Leave out the pictures and transcribe everything else exactly.
══════════════════════════════
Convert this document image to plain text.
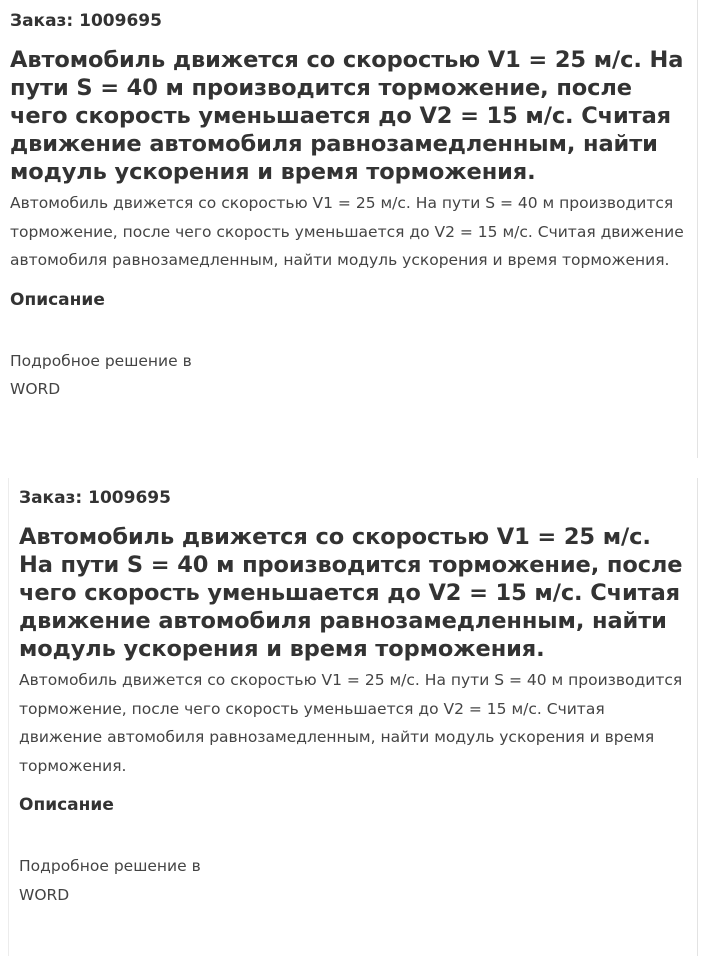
Заказ: 1009695
Автомобиль движется со скоростью V1 = 25 м/с. На пути S = 40 м производится торможение, после чего скорость уменьшается до V2 = 15 м/с. Считая движение автомобиля равнозамедленным, найти модуль ускорения и время торможения.

Автомобиль движется со скоростью V1 = 25 м/с. На пути S = 40 м производится торможение, после чего скорость уменьшается до V2 = 15 м/с. Считая движение автомобиля равнозамедленным, найти модуль ускорения и время торможения.

Описание

Подробное решение в WORD

Заказ: 1009695
Автомобиль движется со скоростью V1 = 25 м/с. На пути S = 40 м производится торможение, после чего скорость уменьшается до V2 = 15 м/с. Считая движение автомобиля равнозамедленным, найти модуль ускорения и время торможения.

Автомобиль движется со скоростью V1 = 25 м/с. На пути S = 40 м производится торможение, после чего скорость уменьшается до V2 = 15 м/с. Считая движение автомобиля равнозамедленным, найти модуль ускорения и время торможения.

Описание

Подробное решение в WORD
══════════════════════════════
- [Solution for this problem]:
Convert this document image to plain text.
Заказ: 1009695
Автомобиль движется со скоростью V1 = 25 м/с. На пути S = 40 м производится торможение, после чего скорость уменьшается до V2 = 15 м/с. Считая движение автомобиля равнозамедленным, найти модуль ускорения и время торможения.

Автомобиль движется со скоростью V1 = 25 м/с. На пути S = 40 м производится торможение, после чего скорость уменьшается до V2 = 15 м/с. Считая движение автомобиля равнозамедленным, найти модуль ускорения и время торможения.

Описание

Подробное решение в WORD

Заказ: 1009695
Автомобиль движется со скоростью V1 = 25 м/с. На пути S = 40 м производится торможение, после чего скорость уменьшается до V2 = 15 м/с. Считая движение автомобиля равнозамедленным, найти модуль ускорения и время торможения.

Автомобиль движется со скоростью V1 = 25 м/с. На пути S = 40 м производится торможение, после чего скорость уменьшается до V2 = 15 м/с. Считая движение автомобиля равнозамедленным, найти модуль ускорения и время торможения.

Описание

Подробное решение в WORD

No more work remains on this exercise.